■ **Exercise A**
According to the ensemble learning article, how does the Bagging method derive its independent base models?

Simple & Intuitive Ensemble Learning in R

Read about metaEnsembleR, an R package for heterogeneous ensemble meta-learning (classification and regression) that is fully-automated.

comments

By Ajay Arunachalam, Orebro University

I always believe in democratizing AI and machine learning, and spreading the knowledge in such a way to cater the larger audiences in general to potentially exploit the power of AI.

One such attempt is the development of the R package for meta-level ensemble learning (Classification, Regression) that is fully-automated. It significantly lowers the barrier for the practitioners to apply heterogeneous ensemble learning techniques in an amateur fashion to their everyday predictive problems.

Before we dwell into the package details, let’s understand a few basic concepts.

Why Ensemble Learning?

Generally, predictions become unreliable when the input sample is out of the training distribution, bias to data distribution or error prone to noise, and so on. Most approaches require changes to the network architecture, fine tuning, balanced data, increasing model size, etc. Further, the selection of the algorithm plays a vital role, while the scalability and learning ability decrease with the complex datasets. Combining multiple learners is an effective approach, and have been applied to many real-world problems. Ensemble learners combine a diverse collection of predictions from the individual base models to produce a composite predictive model that is more accurate and robust than its components. With meta ensemble learning one can minimize generalization error to some extent irrespective of the data distribution, number of classes, choice of algorithm, number of models, complexity of the datasets, etc. So, in summary, the predictive models will be able to generalize better.

How can we build models in more stable fashion while minimizing under-fitting/overfitting which is very critical to the overall outcome? The solution is ensemble meta-learning of a heterogeneous collection of base learners.

Common Ensemble Learning Techniques

The different popular ensemble techniques are referred to in the figure below. Stacked generalization is a general method of using a high-level model to combine lower- level models to achieve greater predictive accuracy. In the Bagging method, the independent base models are derived from the bootstrap samples of the original dataset. The Boosting method grows an ensemble in a dependent fashion iteratively, which adjusts the weight of an observation based on the past prediction. There are several extensions of bagging and boosting.

■ **Task data**
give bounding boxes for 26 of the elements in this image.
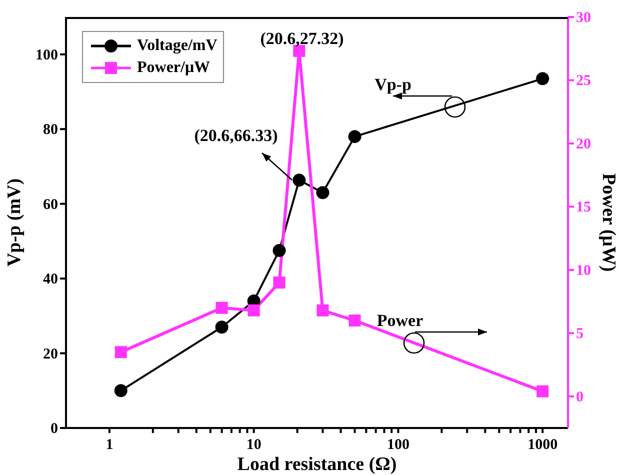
x-tick-label: 1000 [528, 437, 558, 453]
y-tick-label: 20 [43, 346, 58, 362]
x-axis-title: Load resistance (Ω) [237, 454, 397, 475]
y2-tick-label: 15 [576, 200, 591, 216]
y2-tick-label: 25 [576, 73, 591, 90]
y-tick-label: 100 [36, 47, 58, 64]
y-axis-title: Vp-p (mV) [4, 178, 25, 267]
y-tick-label: 40 [43, 272, 58, 288]
y2-tick-label: 0 [576, 389, 584, 406]
y-tick-label: 60 [43, 196, 58, 213]
y2-tick-label: 20 [576, 136, 591, 152]
annotation: Power [376, 311, 424, 330]
x-tick-label: 10 [246, 437, 262, 453]
y2-axis-title: Power (μW) [598, 173, 619, 272]
y2-tick-label: 30 [576, 10, 591, 26]
y-tick-label: 80 [43, 122, 58, 138]
y2-tick-label: 5 [576, 326, 584, 342]
y-tick-label: 0 [50, 421, 58, 437]
annotation: Vp-p [374, 75, 412, 94]
annotation: (20.6,66.33) [194, 126, 278, 145]
legend-label: Voltage/mV [137, 36, 218, 56]
annotation: (20.6,27.32) [260, 29, 344, 48]
legend-label: Power/μW [137, 58, 210, 78]
y2-tick-label: 10 [576, 262, 591, 279]
x-tick-label: 1 [106, 437, 114, 453]
x-tick-label: 100 [386, 437, 410, 453]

■ **Exercise B**
Reproduce the entry that comes after the article line by line, without changing anything, but leave out the picture.

■ **Correct response A**
From bootstrap samples of the original dataset.

■ **Correct response B**
give bounding boxes for 26 of the elements in this image.
x-tick-label: 1000 [528, 437, 558, 453]
y-tick-label: 20 [43, 346, 58, 362]
x-axis-title: Load resistance (Ω) [237, 454, 397, 475]
y2-tick-label: 15 [576, 200, 591, 216]
y2-tick-label: 25 [576, 73, 591, 90]
y-tick-label: 100 [36, 47, 58, 64]
y-axis-title: Vp-p (mV) [4, 178, 25, 267]
y-tick-label: 40 [43, 272, 58, 288]
y2-tick-label: 0 [576, 389, 584, 406]
y-tick-label: 60 [43, 196, 58, 213]
y2-tick-label: 20 [576, 136, 591, 152]
annotation: Power [376, 311, 424, 330]
x-tick-label: 10 [246, 437, 262, 453]
y2-axis-title: Power (μW) [598, 173, 619, 272]
y2-tick-label: 30 [576, 10, 591, 26]
y-tick-label: 80 [43, 122, 58, 138]
y2-tick-label: 5 [576, 326, 584, 342]
y-tick-label: 0 [50, 421, 58, 437]
annotation: Vp-p [374, 75, 412, 94]
annotation: (20.6,66.33) [194, 126, 278, 145]
legend-label: Voltage/mV [137, 36, 218, 56]
annotation: (20.6,27.32) [260, 29, 344, 48]
legend-label: Power/μW [137, 58, 210, 78]
y2-tick-label: 10 [576, 262, 591, 279]
x-tick-label: 1 [106, 437, 114, 453]
x-tick-label: 100 [386, 437, 410, 453]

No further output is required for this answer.